DIRECTIONS FOR THIS TASK: Quote the data below in full, please, without altering anything.

MATERIAL FOR THIS EXERCISE:

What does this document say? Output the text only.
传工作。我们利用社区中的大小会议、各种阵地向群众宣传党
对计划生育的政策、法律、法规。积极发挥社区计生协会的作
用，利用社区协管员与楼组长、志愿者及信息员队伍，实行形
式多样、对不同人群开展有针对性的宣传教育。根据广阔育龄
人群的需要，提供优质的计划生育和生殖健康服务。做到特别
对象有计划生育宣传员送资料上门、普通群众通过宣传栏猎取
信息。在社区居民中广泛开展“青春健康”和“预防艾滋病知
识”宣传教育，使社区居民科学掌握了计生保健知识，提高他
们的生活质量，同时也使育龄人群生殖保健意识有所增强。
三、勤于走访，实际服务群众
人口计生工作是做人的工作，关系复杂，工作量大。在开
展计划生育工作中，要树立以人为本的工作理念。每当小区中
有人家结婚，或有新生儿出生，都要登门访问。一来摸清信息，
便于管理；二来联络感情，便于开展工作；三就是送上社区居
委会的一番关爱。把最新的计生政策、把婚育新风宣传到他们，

ANSWER TO THIS EXERCISE:
What does this document say? Output the text only.
传工作。我们利用社区中的大小会议、各种阵地向群众宣传党
对计划生育的政策、法律、法规。积极发挥社区计生协会的作
用，利用社区协管员与楼组长、志愿者及信息员队伍，实行形
式多样、对不同人群开展有针对性的宣传教育。根据广阔育龄
人群的需要，提供优质的计划生育和生殖健康服务。做到特别
对象有计划生育宣传员送资料上门、普通群众通过宣传栏猎取
信息。在社区居民中广泛开展“青春健康”和“预防艾滋病知
识”宣传教育，使社区居民科学掌握了计生保健知识，提高他
们的生活质量，同时也使育龄人群生殖保健意识有所增强。
三、勤于走访，实际服务群众
人口计生工作是做人的工作，关系复杂，工作量大。在开
展计划生育工作中，要树立以人为本的工作理念。每当小区中
有人家结婚，或有新生儿出生，都要登门访问。一来摸清信息，
便于管理；二来联络感情，便于开展工作；三就是送上社区居
委会的一番关爱。把最新的计生政策、把婚育新风宣传到他们，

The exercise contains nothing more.